* **Challenge**:
Look through the data below. Collect every line where the word "JSON" occurs.

──────────────────────────────

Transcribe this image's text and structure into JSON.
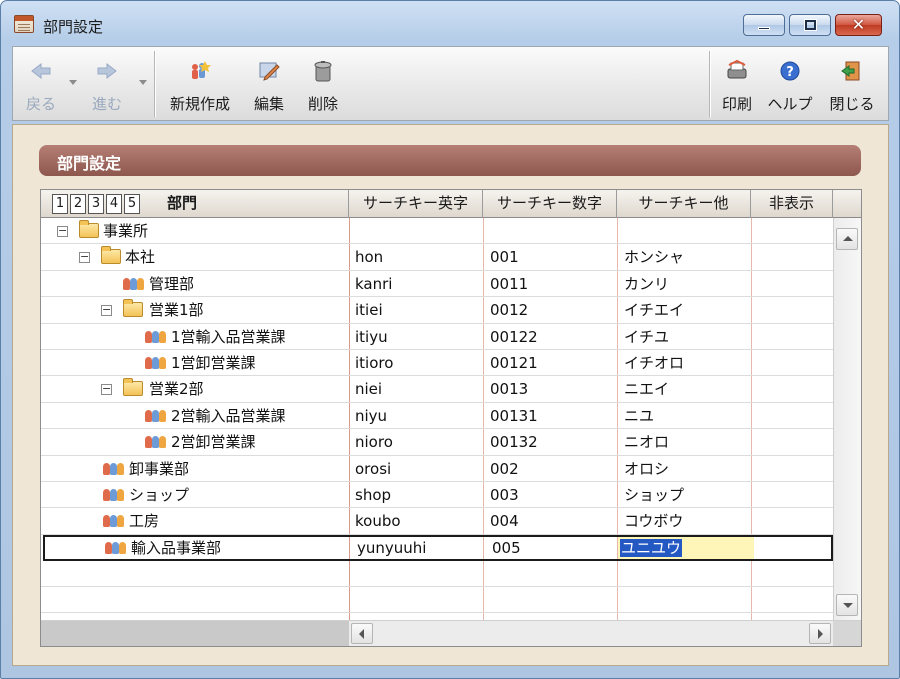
{
  "window": {
    "title": "部門設定"
  },
  "toolbar": {
    "back_label": "戻る",
    "forward_label": "進む",
    "new_label": "新規作成",
    "edit_label": "編集",
    "delete_label": "削除",
    "print_label": "印刷",
    "help_label": "ヘルプ",
    "close_label": "閉じる"
  },
  "section": {
    "title": "部門設定"
  },
  "grid": {
    "levels": [
      "1",
      "2",
      "3",
      "4",
      "5"
    ],
    "columns": {
      "dept": "部門",
      "search_en": "サーチキー英字",
      "search_num": "サーチキー数字",
      "search_other": "サーチキー他",
      "hidden": "非表示"
    },
    "rows": [
      {
        "name": "事業所",
        "en": "",
        "num": "",
        "other": ""
      },
      {
        "name": "本社",
        "en": "hon",
        "num": "001",
        "other": "ホンシャ"
      },
      {
        "name": "管理部",
        "en": "kanri",
        "num": "0011",
        "other": "カンリ"
      },
      {
        "name": "営業1部",
        "en": "itiei",
        "num": "0012",
        "other": "イチエイ"
      },
      {
        "name": "1営輸入品営業課",
        "en": "itiyu",
        "num": "00122",
        "other": "イチユ"
      },
      {
        "name": "1営卸営業課",
        "en": "itioro",
        "num": "00121",
        "other": "イチオロ"
      },
      {
        "name": "営業2部",
        "en": "niei",
        "num": "0013",
        "other": "ニエイ"
      },
      {
        "name": "2営輸入品営業課",
        "en": "niyu",
        "num": "00131",
        "other": "ニユ"
      },
      {
        "name": "2営卸営業課",
        "en": "nioro",
        "num": "00132",
        "other": "ニオロ"
      },
      {
        "name": "卸事業部",
        "en": "orosi",
        "num": "002",
        "other": "オロシ"
      },
      {
        "name": "ショップ",
        "en": "shop",
        "num": "003",
        "other": "ショップ"
      },
      {
        "name": "工房",
        "en": "koubo",
        "num": "004",
        "other": "コウボウ"
      },
      {
        "name": "輸入品事業部",
        "en": "yunyuuhi",
        "num": "005",
        "other": "ユニユウ"
      }
    ]
  }
}
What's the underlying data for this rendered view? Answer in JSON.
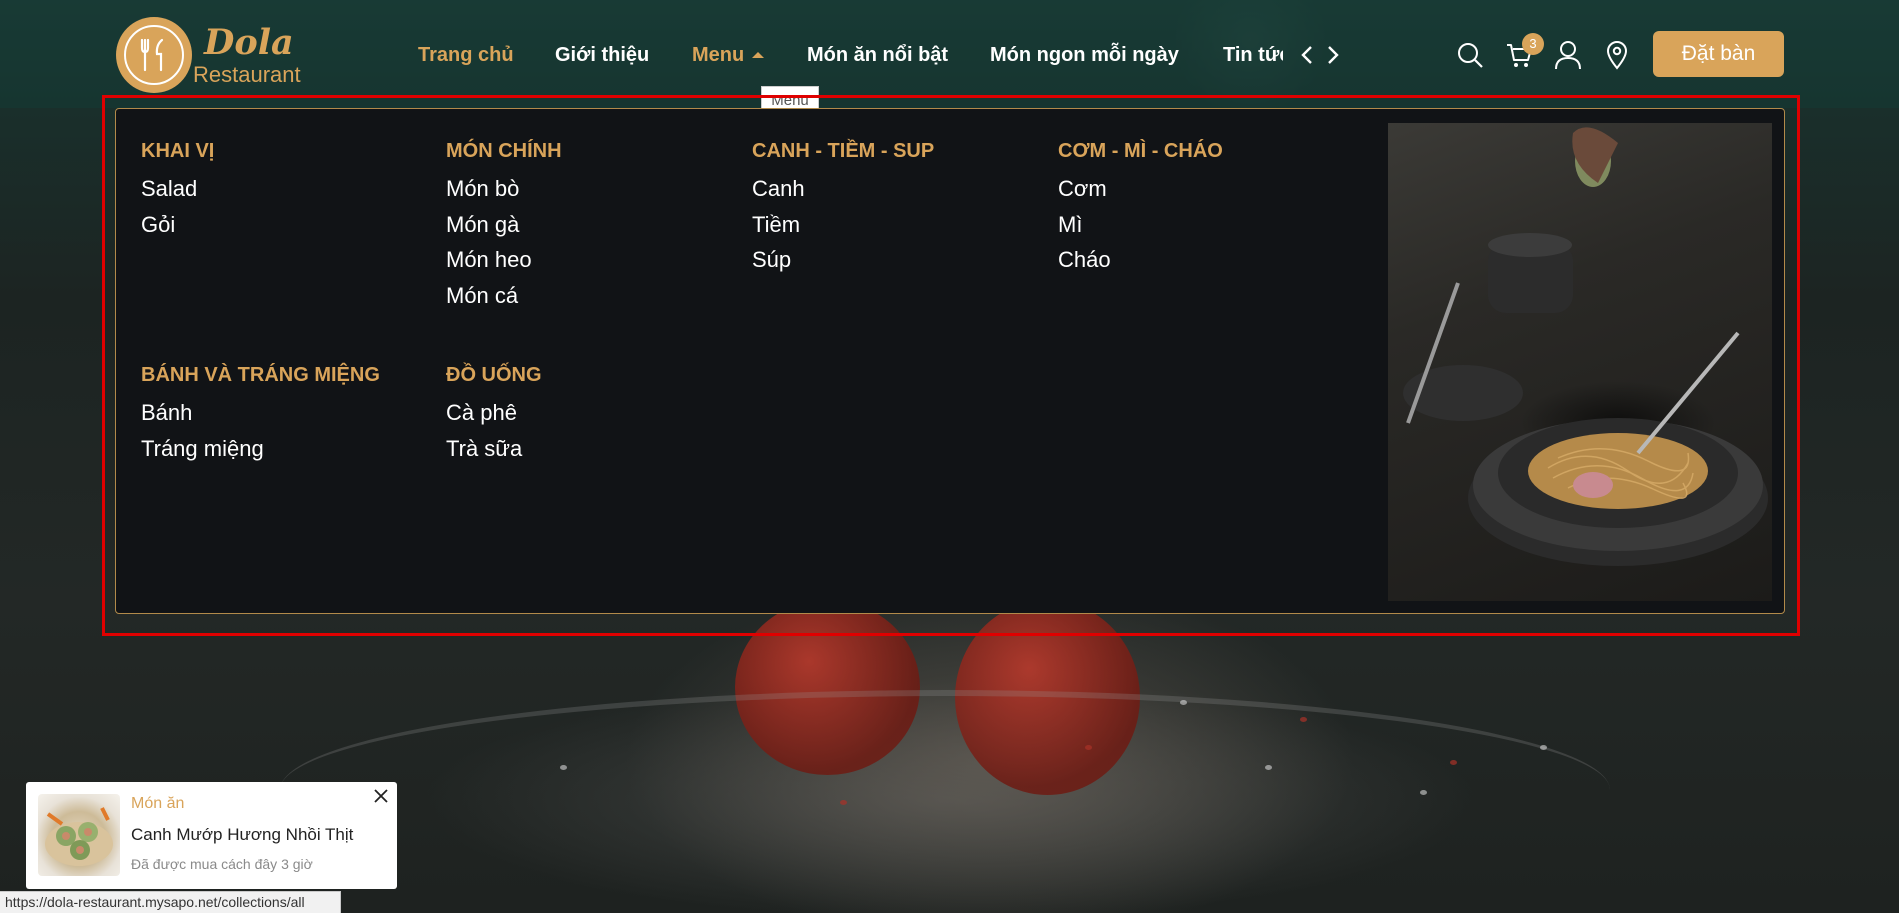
{
  "header": {
    "logo": {
      "brand": "Dola",
      "subtitle": "Restaurant"
    },
    "nav": {
      "items": [
        {
          "label": "Trang chủ",
          "active": true
        },
        {
          "label": "Giới thiệu",
          "active": false
        },
        {
          "label": "Menu",
          "active": true,
          "has_dropdown": true
        },
        {
          "label": "Món ăn nổi bật",
          "active": false
        },
        {
          "label": "Món ngon mỗi ngày",
          "active": false
        },
        {
          "label": "Tin tức",
          "active": false
        }
      ],
      "prev_icon": "chevron-left-icon",
      "next_icon": "chevron-right-icon"
    },
    "icons": {
      "search": "search-icon",
      "cart": "cart-icon",
      "account": "user-icon",
      "location": "location-pin-icon"
    },
    "cart_count": "3",
    "book_button": "Đặt bàn"
  },
  "tooltip": "Menu",
  "mega_menu": {
    "columns": [
      {
        "title": "KHAI VỊ",
        "links": [
          "Salad",
          "Gỏi"
        ]
      },
      {
        "title": "MÓN CHÍNH",
        "links": [
          "Món bò",
          "Món gà",
          "Món heo",
          "Món cá"
        ]
      },
      {
        "title": "CANH - TIỀM - SUP",
        "links": [
          "Canh",
          "Tiềm",
          "Súp"
        ]
      },
      {
        "title": "CƠM - MÌ - CHÁO",
        "links": [
          "Cơm",
          "Mì",
          "Cháo"
        ]
      },
      {
        "title": "BÁNH VÀ TRÁNG MIỆNG",
        "links": [
          "Bánh",
          "Tráng miệng"
        ]
      },
      {
        "title": "ĐỒ UỐNG",
        "links": [
          "Cà phê",
          "Trà sữa"
        ]
      }
    ]
  },
  "notification": {
    "category": "Món ăn",
    "title": "Canh Mướp Hương Nhồi Thịt",
    "time": "Đã được mua cách đây 3 giờ"
  },
  "status_bar": {
    "url": "https://dola-restaurant.mysapo.net/collections/all"
  },
  "colors": {
    "accent": "#d9a45a",
    "menu_bg": "#111316",
    "highlight": "#e00000"
  }
}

──────────────────────────────

* **Reply**:
Transcribe this image's text and structure into JSON.
What's the underlying data for this rendered view? Answer in JSON.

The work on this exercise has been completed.